— Begin —
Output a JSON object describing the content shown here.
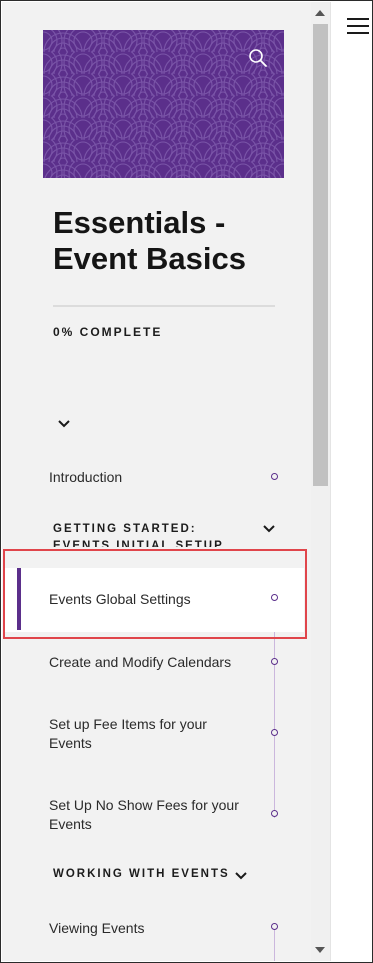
{
  "course": {
    "title_line1": "Essentials -",
    "title_line2": "Event Basics",
    "progress": "0% COMPLETE"
  },
  "lessons": [
    {
      "label": "Introduction"
    },
    {
      "label": "Events Global Settings"
    },
    {
      "label": "Create and Modify Calendars"
    },
    {
      "label": "Set up Fee Items for your Events"
    },
    {
      "label": "Set Up No Show Fees for your Events"
    },
    {
      "label": "Viewing Events"
    }
  ],
  "sections": [
    {
      "label": "GETTING STARTED: EVENTS INITIAL SETUP"
    },
    {
      "label": "WORKING WITH EVENTS"
    }
  ],
  "icons": {
    "search": "search-icon",
    "menu": "hamburger-menu-icon",
    "chevron": "chevron-down-icon"
  },
  "colors": {
    "brand_purple": "#5b2f8b",
    "highlight_red": "#e0454b",
    "sidebar_bg": "#f2f2f2"
  }
}
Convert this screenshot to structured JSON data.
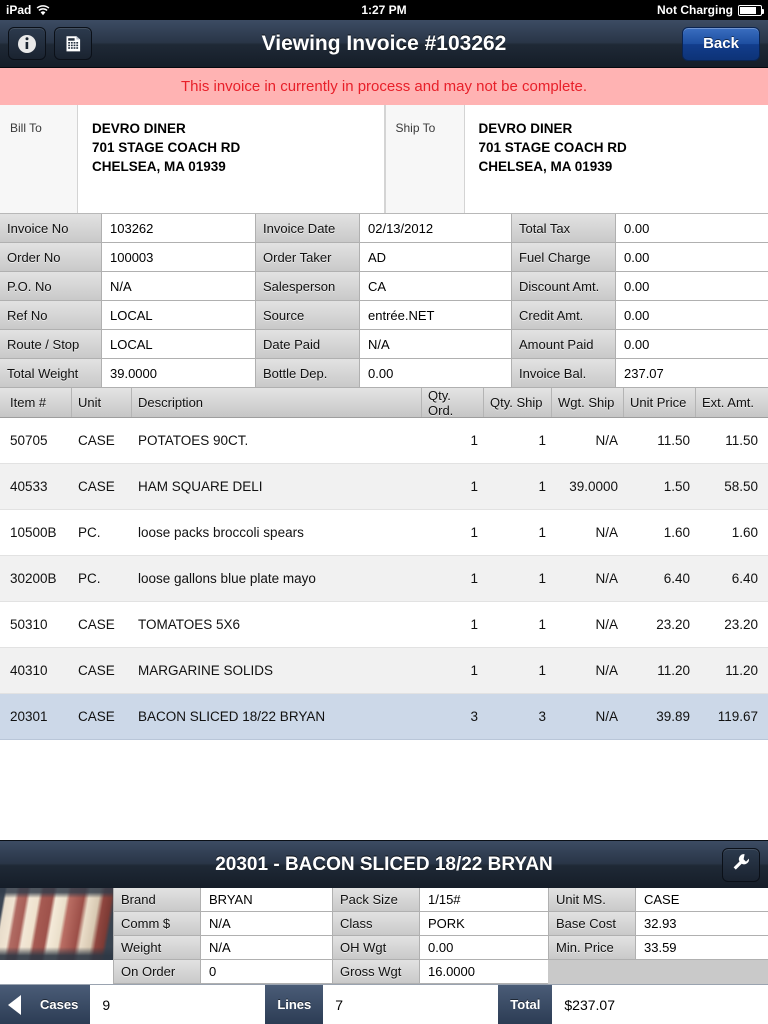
— End —
Exercise
Without including the pictures, reproduce all entries exactly.

Answer for this exercise
Output a JSON object describing the content shown here.
{
  "course": {
    "title_line1": "Essentials -",
    "title_line2": "Event Basics",
    "progress": "0% COMPLETE"
  },
  "lessons": [
    {
      "label": "Introduction"
    },
    {
      "label": "Events Global Settings"
    },
    {
      "label": "Create and Modify Calendars"
    },
    {
      "label": "Set up Fee Items for your Events"
    },
    {
      "label": "Set Up No Show Fees for your Events"
    },
    {
      "label": "Viewing Events"
    }
  ],
  "sections": [
    {
      "label": "GETTING STARTED: EVENTS INITIAL SETUP"
    },
    {
      "label": "WORKING WITH EVENTS"
    }
  ],
  "icons": {
    "search": "search-icon",
    "menu": "hamburger-menu-icon",
    "chevron": "chevron-down-icon"
  },
  "colors": {
    "brand_purple": "#5b2f8b",
    "highlight_red": "#e0454b",
    "sidebar_bg": "#f2f2f2"
  }
}
Convert this screenshot to structured JSON data.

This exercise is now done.